What the task asks →
Your answer should be one number: how many lines of the records hold the string "Выполните".

Material to process →

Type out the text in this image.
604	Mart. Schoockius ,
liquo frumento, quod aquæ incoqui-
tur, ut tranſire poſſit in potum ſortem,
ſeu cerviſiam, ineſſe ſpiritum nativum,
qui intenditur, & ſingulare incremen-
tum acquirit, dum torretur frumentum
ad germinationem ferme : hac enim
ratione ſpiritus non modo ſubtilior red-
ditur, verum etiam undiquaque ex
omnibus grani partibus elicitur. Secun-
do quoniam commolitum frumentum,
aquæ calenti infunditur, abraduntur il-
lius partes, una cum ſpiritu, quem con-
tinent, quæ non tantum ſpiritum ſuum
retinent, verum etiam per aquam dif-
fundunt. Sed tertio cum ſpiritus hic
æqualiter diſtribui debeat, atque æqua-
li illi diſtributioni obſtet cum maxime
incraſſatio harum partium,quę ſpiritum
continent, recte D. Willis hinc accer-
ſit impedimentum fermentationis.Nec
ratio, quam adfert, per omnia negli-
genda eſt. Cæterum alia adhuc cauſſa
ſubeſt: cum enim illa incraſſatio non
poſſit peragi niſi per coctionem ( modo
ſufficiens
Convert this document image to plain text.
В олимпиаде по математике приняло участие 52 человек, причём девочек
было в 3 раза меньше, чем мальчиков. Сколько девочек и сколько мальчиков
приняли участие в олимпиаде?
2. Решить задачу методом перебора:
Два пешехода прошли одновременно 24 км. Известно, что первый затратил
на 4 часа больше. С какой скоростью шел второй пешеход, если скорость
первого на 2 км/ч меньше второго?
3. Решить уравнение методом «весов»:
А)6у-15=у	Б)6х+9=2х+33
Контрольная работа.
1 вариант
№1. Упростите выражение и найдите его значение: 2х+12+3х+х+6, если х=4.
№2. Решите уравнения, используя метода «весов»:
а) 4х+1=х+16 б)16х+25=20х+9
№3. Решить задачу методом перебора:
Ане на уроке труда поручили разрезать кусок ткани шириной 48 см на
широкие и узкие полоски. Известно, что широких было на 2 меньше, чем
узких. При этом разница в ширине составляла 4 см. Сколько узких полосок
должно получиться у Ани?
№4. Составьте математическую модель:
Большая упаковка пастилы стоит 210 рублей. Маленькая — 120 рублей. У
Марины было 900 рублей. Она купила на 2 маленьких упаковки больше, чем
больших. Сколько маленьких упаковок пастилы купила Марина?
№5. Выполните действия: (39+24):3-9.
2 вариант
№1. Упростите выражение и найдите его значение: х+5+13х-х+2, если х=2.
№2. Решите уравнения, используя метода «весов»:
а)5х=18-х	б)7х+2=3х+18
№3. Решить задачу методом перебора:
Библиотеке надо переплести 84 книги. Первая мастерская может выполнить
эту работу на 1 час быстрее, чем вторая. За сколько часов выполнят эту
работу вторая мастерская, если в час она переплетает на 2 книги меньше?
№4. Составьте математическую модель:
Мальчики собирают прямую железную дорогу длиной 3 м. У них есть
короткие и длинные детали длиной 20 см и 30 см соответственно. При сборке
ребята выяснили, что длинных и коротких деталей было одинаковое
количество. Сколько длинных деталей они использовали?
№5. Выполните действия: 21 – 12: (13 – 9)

Written solution →
2